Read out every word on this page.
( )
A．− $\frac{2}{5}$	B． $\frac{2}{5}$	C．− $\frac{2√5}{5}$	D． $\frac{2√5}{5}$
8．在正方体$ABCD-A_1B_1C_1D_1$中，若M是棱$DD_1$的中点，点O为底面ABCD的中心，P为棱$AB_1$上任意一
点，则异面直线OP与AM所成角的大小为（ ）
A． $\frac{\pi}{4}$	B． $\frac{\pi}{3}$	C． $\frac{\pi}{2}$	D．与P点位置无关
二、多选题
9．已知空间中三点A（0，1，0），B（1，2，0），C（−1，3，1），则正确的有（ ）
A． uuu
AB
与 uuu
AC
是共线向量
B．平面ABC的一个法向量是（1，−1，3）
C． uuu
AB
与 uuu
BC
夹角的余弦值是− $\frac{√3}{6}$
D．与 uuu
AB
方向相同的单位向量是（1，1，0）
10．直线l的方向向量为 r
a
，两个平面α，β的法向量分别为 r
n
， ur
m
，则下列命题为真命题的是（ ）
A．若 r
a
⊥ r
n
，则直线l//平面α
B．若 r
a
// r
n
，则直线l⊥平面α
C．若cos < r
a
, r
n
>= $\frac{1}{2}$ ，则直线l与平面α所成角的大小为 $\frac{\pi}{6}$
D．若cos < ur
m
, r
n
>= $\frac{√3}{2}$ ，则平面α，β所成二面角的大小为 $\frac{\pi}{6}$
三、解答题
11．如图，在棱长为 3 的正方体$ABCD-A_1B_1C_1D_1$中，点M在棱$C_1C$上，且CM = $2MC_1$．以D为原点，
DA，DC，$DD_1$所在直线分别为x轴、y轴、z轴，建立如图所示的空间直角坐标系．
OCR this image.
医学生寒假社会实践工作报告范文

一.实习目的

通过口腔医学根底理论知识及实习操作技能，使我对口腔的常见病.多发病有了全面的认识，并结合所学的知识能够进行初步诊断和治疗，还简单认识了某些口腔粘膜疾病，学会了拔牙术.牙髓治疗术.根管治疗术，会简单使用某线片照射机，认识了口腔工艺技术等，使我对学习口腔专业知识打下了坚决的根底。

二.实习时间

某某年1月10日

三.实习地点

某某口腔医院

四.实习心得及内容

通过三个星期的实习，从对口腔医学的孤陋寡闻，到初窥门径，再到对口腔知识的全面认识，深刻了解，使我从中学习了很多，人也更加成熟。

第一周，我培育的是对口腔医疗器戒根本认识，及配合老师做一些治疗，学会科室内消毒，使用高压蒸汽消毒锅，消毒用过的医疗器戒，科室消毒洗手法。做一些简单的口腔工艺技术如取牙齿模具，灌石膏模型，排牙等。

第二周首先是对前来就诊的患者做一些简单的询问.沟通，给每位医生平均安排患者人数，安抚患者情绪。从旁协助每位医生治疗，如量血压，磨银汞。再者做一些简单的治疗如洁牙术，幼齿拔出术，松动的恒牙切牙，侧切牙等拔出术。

### Exercise task:
Every line of the records above needs to be given again exactly.

### Exercise response:
Read out every word on this page.
( )
A．− $\frac{2}{5}$	B． $\frac{2}{5}$	C．− $\frac{2√5}{5}$	D． $\frac{2√5}{5}$
8．在正方体$ABCD-A_1B_1C_1D_1$中，若M是棱$DD_1$的中点，点O为底面ABCD的中心，P为棱$AB_1$上任意一
点，则异面直线OP与AM所成角的大小为（ ）
A． $\frac{\pi}{4}$	B． $\frac{\pi}{3}$	C． $\frac{\pi}{2}$	D．与P点位置无关
二、多选题
9．已知空间中三点A（0，1，0），B（1，2，0），C（−1，3，1），则正确的有（ ）
A． uuu
AB
与 uuu
AC
是共线向量
B．平面ABC的一个法向量是（1，−1，3）
C． uuu
AB
与 uuu
BC
夹角的余弦值是− $\frac{√3}{6}$
D．与 uuu
AB
方向相同的单位向量是（1，1，0）
10．直线l的方向向量为 r
a
，两个平面α，β的法向量分别为 r
n
， ur
m
，则下列命题为真命题的是（ ）
A．若 r
a
⊥ r
n
，则直线l//平面α
B．若 r
a
// r
n
，则直线l⊥平面α
C．若cos < r
a
, r
n
>= $\frac{1}{2}$ ，则直线l与平面α所成角的大小为 $\frac{\pi}{6}$
D．若cos < ur
m
, r
n
>= $\frac{√3}{2}$ ，则平面α，β所成二面角的大小为 $\frac{\pi}{6}$
三、解答题
11．如图，在棱长为 3 的正方体$ABCD-A_1B_1C_1D_1$中，点M在棱$C_1C$上，且CM = $2MC_1$．以D为原点，
DA，DC，$DD_1$所在直线分别为x轴、y轴、z轴，建立如图所示的空间直角坐标系．
OCR this image.
医学生寒假社会实践工作报告范文

一.实习目的

通过口腔医学根底理论知识及实习操作技能，使我对口腔的常见病.多发病有了全面的认识，并结合所学的知识能够进行初步诊断和治疗，还简单认识了某些口腔粘膜疾病，学会了拔牙术.牙髓治疗术.根管治疗术，会简单使用某线片照射机，认识了口腔工艺技术等，使我对学习口腔专业知识打下了坚决的根底。

二.实习时间

某某年1月10日

三.实习地点

某某口腔医院

四.实习心得及内容

通过三个星期的实习，从对口腔医学的孤陋寡闻，到初窥门径，再到对口腔知识的全面认识，深刻了解，使我从中学习了很多，人也更加成熟。

第一周，我培育的是对口腔医疗器戒根本认识，及配合老师做一些治疗，学会科室内消毒，使用高压蒸汽消毒锅，消毒用过的医疗器戒，科室消毒洗手法。做一些简单的口腔工艺技术如取牙齿模具，灌石膏模型，排牙等。

第二周首先是对前来就诊的患者做一些简单的询问.沟通，给每位医生平均安排患者人数，安抚患者情绪。从旁协助每位医生治疗，如量血压，磨银汞。再者做一些简单的治疗如洁牙术，幼齿拔出术，松动的恒牙切牙，侧切牙等拔出术。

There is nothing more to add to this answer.